**Tareas y ejercicios:**
(1) En el fragmento sobre el fin del mundo, enumera todo lo que el poema dice que se ve a lo lejos en los versos que siguen a "Lejos se ven".
(2) Transcribe del fragmento sobre el fin del mundo el pasaje que va desde "Divagaciones sobre el" hasta "un centauro yerra.".

**Extracto original:**
——

Divagaciones sobre el fin del mundo


Hay un poema de Antonio Machado* que es inquietante y misterioso. Grandísimo. Me encanta. Aquí lo tenéis:

(un loco)
Es una tarde mustia y desabrida
de un otoño sin frutos, en la tierra
estéril y raída
donde la sombra de un centauro yerra.

Por un camino en la árida llanura,
entre álamos marchitos,
a solas con su sombra y su locura,
va el loco, hablando a gritos.

Lejos se ven sombríos estepares,
colinas con malezas y cambrones,
y ruinas de viejos encinares,
coronando los agrios serrijones.

El loco vocifera
a solas con su sombra y su quimera.
Es horrible y grotesca su figura;
flaco, sucio, maltrecho y mal rapado,
ojos de calentura
iluminan su rostro demacrado.

Huye de la ciudad… Pobres maldades,
misérrimas virtudes y quehaceres
de chulos aburridos, y ruindades
de ociosos mercaderes.

——

**Material recopilado:**
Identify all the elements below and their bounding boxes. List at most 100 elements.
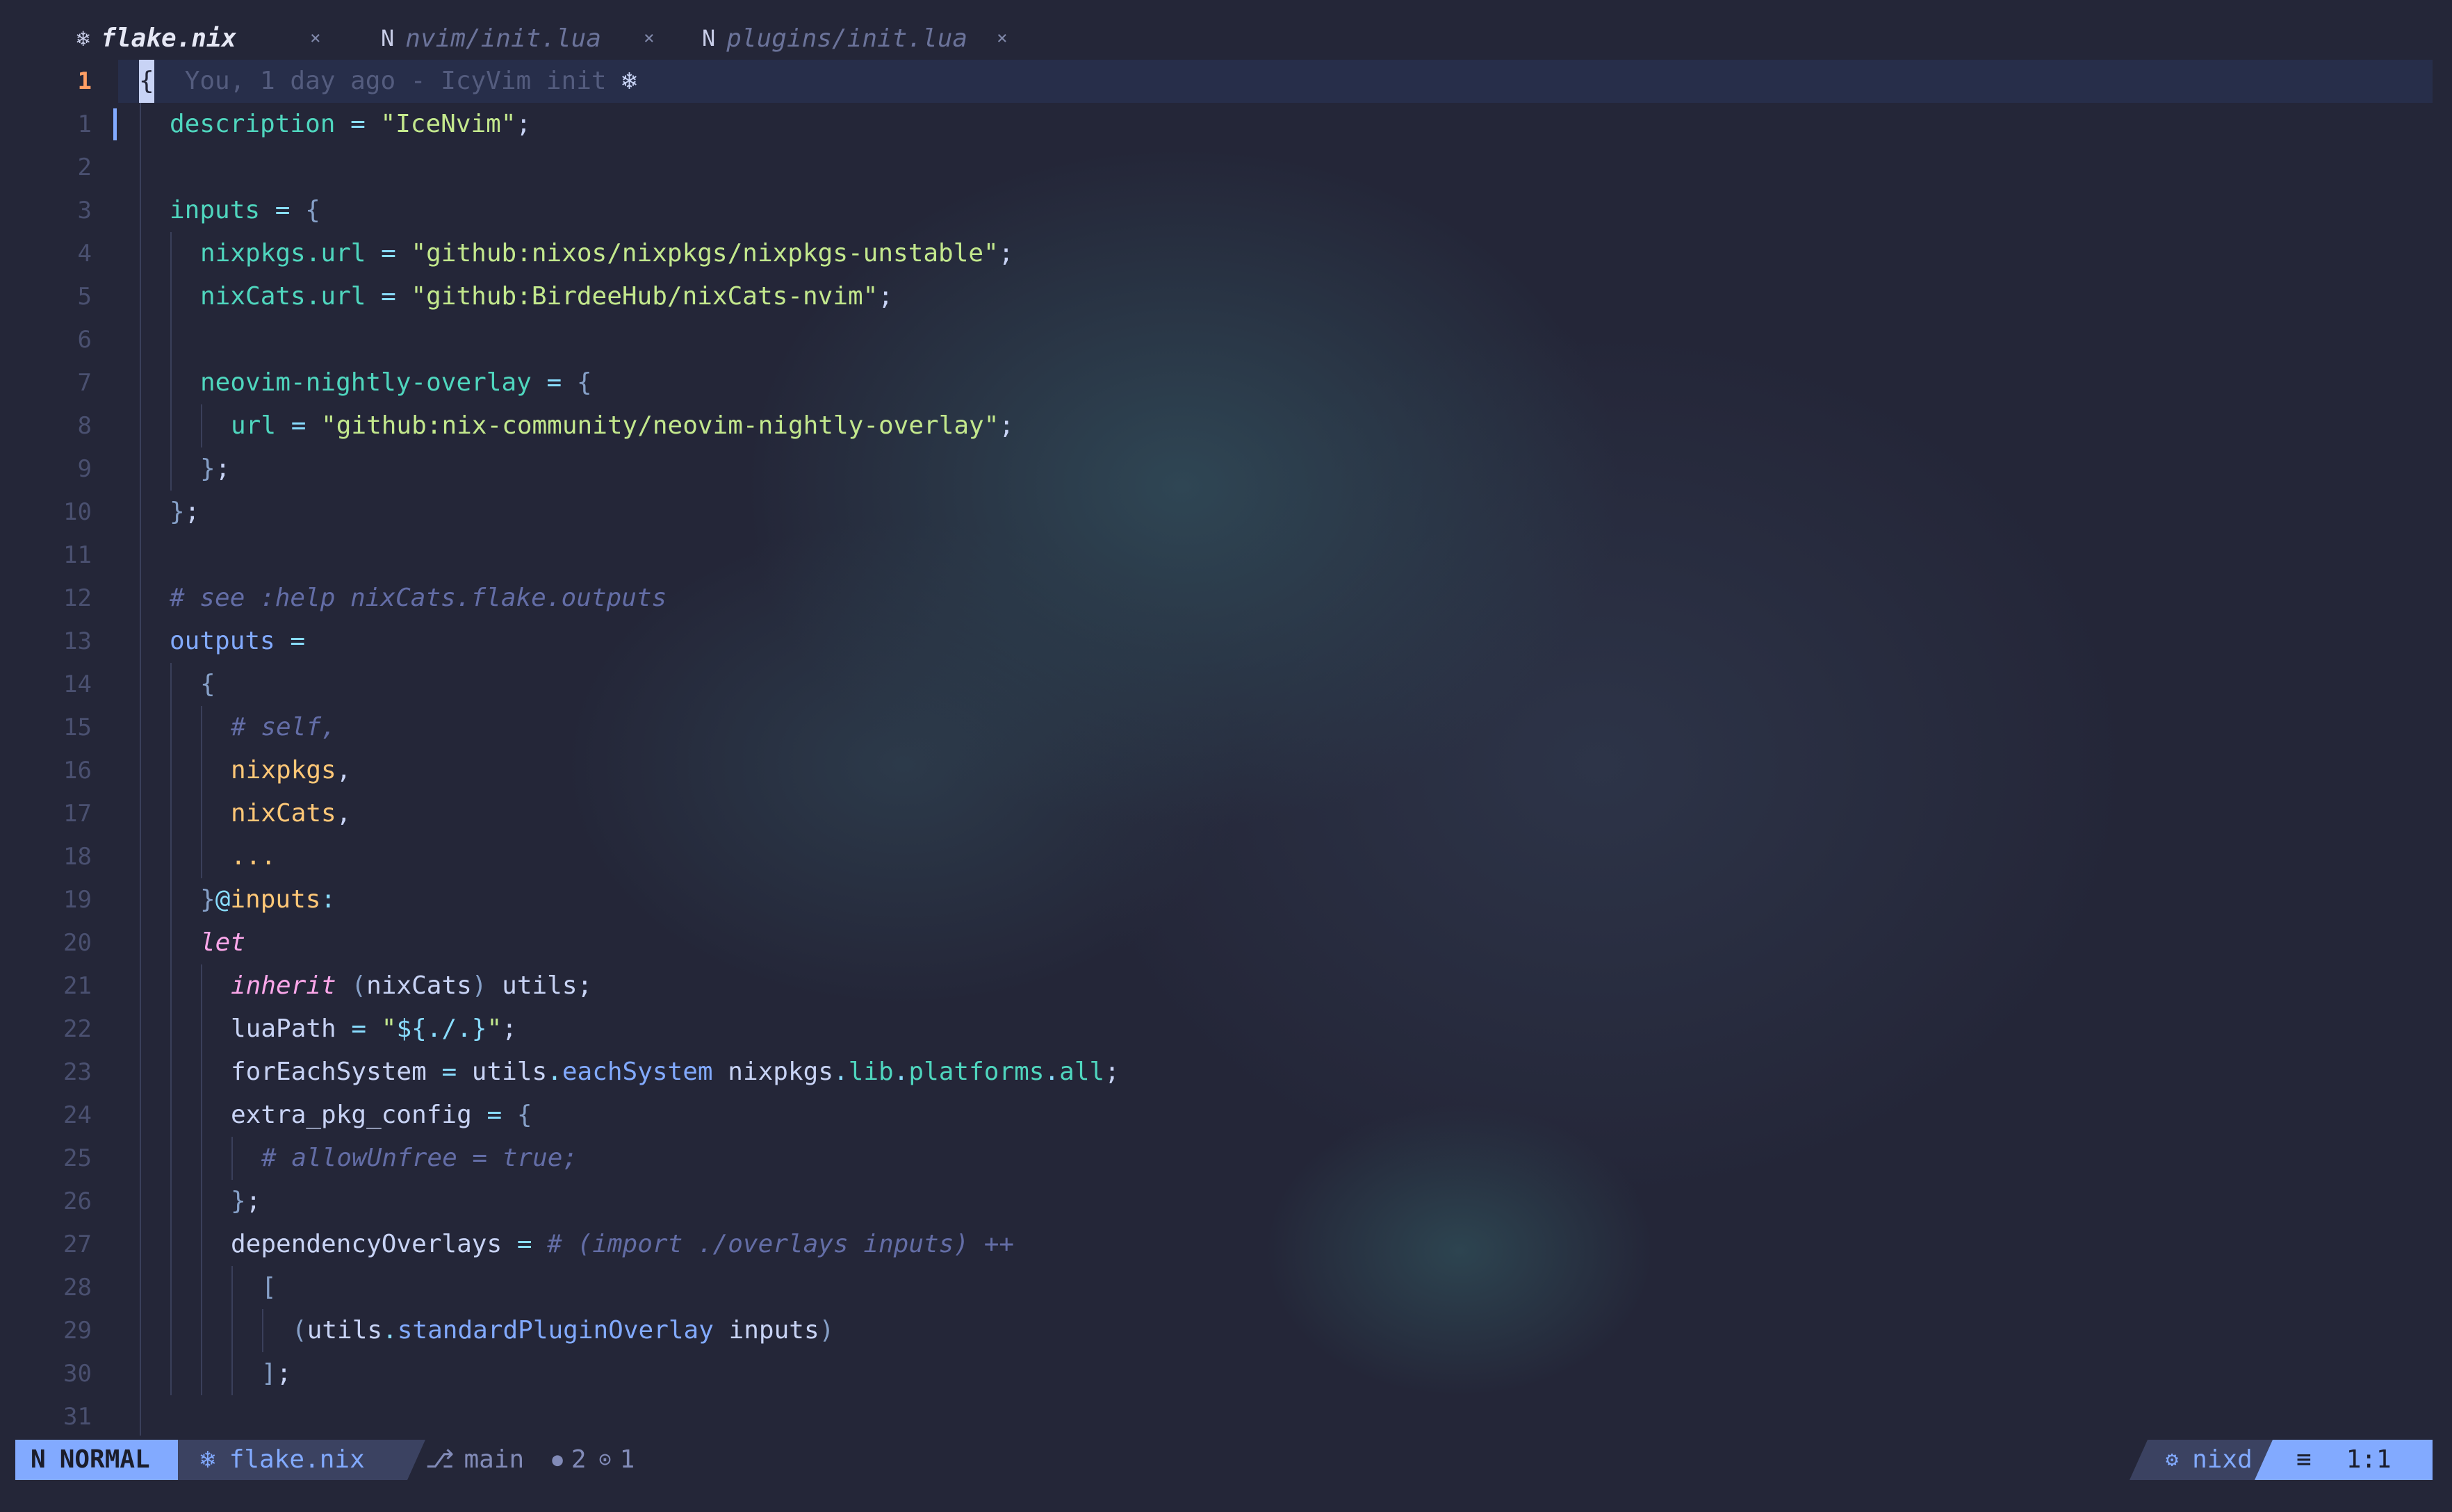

——

**Resultados por tarea:**
(1)
- sombríos estepares
- colinas con malezas y cambrones
- ruinas de viejos encinares

(2)
Divagaciones sobre el fin del mundo


Hay un poema de Antonio Machado* que es inquietante y misterioso. Grandísimo. Me encanta. Aquí lo tenéis:

(un loco)
Es una tarde mustia y desabrida
de un otoño sin frutos, en la tierra
estéril y raída
donde la sombra de un centauro yerra.